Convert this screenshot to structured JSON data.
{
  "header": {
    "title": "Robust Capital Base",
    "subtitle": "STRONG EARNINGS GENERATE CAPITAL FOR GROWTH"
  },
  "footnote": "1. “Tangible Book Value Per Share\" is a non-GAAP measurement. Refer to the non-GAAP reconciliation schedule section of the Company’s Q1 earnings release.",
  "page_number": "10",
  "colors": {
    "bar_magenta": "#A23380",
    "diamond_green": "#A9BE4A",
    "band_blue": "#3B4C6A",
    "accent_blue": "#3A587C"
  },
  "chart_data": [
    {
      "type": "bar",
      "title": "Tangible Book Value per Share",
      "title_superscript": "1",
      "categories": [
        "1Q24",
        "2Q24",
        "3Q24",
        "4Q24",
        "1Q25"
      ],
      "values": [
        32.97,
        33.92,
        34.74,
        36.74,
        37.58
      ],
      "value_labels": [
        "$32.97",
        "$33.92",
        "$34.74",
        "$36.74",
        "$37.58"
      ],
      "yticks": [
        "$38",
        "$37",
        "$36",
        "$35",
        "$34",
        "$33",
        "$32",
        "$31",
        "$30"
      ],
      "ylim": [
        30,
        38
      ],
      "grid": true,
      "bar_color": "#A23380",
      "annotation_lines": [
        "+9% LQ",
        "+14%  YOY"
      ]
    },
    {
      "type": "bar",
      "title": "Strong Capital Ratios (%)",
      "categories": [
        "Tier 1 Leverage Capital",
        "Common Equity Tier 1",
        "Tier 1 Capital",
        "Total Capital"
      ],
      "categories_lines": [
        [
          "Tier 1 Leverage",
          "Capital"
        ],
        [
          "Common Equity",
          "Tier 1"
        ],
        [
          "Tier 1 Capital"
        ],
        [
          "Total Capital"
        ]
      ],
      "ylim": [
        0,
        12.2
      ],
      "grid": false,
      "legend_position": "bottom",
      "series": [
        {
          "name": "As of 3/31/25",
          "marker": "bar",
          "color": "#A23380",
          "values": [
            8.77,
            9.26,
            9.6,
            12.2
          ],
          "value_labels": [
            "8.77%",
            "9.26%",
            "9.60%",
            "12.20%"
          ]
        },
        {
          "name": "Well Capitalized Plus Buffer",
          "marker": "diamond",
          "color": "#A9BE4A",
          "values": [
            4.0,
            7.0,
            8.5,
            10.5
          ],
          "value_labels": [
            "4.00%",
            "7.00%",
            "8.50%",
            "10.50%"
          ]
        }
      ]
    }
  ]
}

###

# [TASK STATEMENT]
Look through the entries above and report the number of lines that contain "Share". Write only the number.

# [RESULT FOR THIS EXERCISE]
2